DATASET RECORDS
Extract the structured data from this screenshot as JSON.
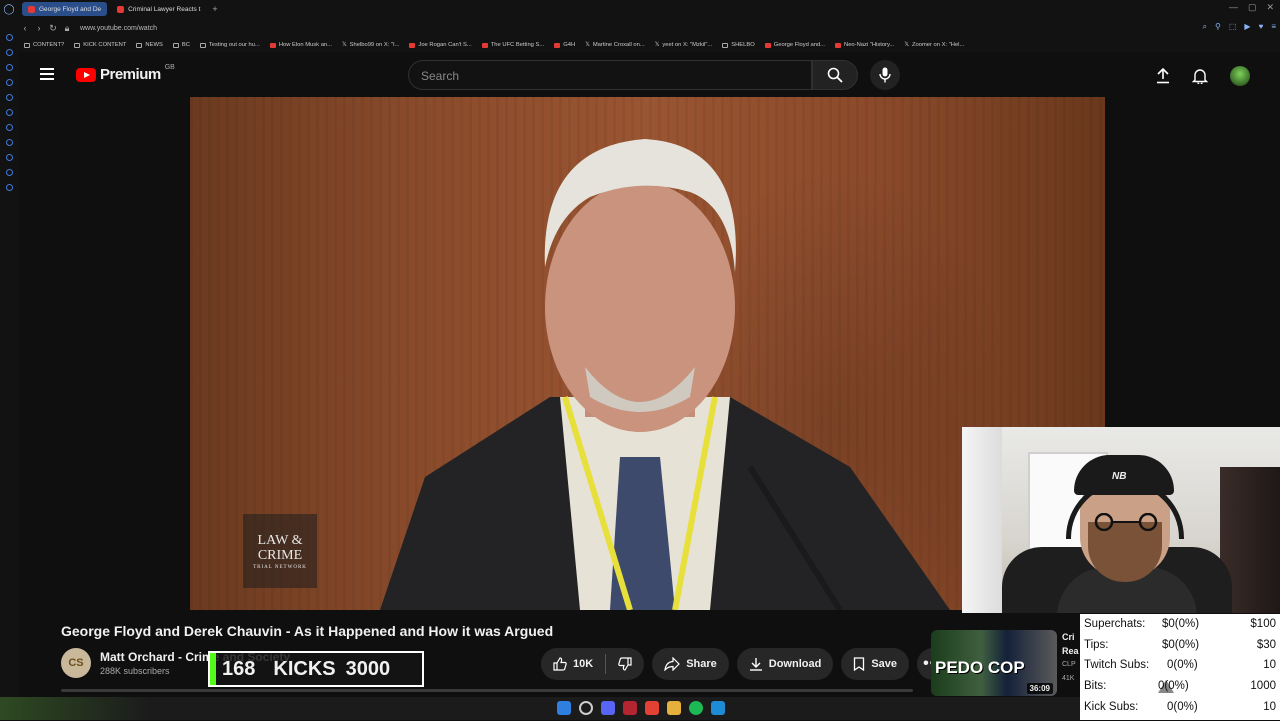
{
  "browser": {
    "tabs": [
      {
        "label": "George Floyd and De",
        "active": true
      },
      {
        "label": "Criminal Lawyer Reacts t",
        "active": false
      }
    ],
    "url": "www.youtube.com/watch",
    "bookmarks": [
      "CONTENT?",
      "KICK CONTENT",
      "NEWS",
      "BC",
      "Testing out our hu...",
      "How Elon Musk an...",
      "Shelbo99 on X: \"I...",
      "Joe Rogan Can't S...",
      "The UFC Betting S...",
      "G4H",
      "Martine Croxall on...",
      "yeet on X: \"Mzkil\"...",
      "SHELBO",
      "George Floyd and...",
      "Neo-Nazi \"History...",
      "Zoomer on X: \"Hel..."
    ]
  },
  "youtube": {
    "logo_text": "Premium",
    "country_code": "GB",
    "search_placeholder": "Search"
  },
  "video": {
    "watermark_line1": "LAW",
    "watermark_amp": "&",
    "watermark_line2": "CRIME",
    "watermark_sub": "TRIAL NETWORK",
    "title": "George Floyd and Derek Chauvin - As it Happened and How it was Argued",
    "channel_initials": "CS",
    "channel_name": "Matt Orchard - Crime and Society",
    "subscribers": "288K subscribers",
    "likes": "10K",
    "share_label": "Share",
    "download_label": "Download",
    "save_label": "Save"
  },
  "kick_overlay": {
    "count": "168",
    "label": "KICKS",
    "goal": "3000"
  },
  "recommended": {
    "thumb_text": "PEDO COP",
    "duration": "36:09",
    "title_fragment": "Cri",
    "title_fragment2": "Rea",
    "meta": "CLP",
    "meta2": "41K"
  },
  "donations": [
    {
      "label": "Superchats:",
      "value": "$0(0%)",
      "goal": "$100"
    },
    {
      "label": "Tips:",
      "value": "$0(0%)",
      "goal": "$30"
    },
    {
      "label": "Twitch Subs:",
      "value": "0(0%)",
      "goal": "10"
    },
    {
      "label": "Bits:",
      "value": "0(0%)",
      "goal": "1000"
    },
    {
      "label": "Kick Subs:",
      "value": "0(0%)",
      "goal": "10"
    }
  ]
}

---

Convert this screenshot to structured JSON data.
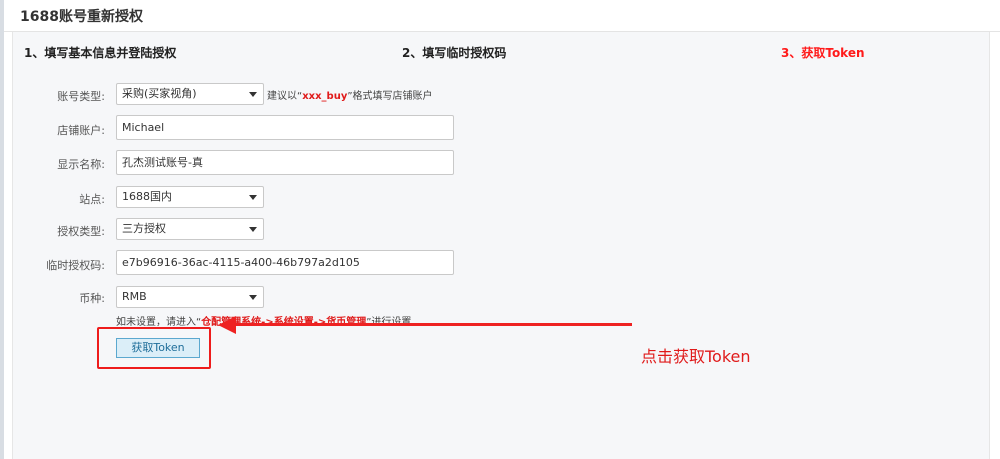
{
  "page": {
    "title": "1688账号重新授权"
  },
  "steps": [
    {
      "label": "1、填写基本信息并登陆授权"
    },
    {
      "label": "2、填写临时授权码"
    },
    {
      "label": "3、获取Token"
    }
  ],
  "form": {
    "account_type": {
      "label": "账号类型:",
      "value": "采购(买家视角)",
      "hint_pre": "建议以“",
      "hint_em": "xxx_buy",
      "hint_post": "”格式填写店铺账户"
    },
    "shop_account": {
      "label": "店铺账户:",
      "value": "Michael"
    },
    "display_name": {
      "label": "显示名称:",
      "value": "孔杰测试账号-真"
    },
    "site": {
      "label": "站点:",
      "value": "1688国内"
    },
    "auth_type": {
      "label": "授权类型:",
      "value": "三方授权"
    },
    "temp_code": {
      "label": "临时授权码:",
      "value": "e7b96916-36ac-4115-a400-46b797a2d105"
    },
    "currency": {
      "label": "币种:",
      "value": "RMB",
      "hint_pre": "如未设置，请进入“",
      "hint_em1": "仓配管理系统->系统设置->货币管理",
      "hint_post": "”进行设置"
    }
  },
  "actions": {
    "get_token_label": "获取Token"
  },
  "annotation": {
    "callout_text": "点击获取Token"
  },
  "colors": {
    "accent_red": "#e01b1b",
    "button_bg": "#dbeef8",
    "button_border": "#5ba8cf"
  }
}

* * *

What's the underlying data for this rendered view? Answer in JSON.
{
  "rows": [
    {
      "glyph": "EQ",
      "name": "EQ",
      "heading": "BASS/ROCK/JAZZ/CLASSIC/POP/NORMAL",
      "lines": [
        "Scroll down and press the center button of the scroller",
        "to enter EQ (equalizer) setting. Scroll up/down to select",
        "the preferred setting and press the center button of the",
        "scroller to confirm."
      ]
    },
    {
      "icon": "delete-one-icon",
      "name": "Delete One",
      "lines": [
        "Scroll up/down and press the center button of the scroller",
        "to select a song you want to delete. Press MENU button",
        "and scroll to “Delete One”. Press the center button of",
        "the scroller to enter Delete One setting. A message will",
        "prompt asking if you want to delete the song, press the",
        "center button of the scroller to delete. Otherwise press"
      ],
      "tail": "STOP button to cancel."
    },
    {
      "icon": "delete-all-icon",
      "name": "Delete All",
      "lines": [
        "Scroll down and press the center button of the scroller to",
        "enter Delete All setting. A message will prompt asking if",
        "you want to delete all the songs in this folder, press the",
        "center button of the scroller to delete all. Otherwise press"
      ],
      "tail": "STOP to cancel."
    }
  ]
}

THE EXERCISE
Going through the lines above one by one, tally those with the word "tail" and give only the total.

WRITTEN RESPONSE
2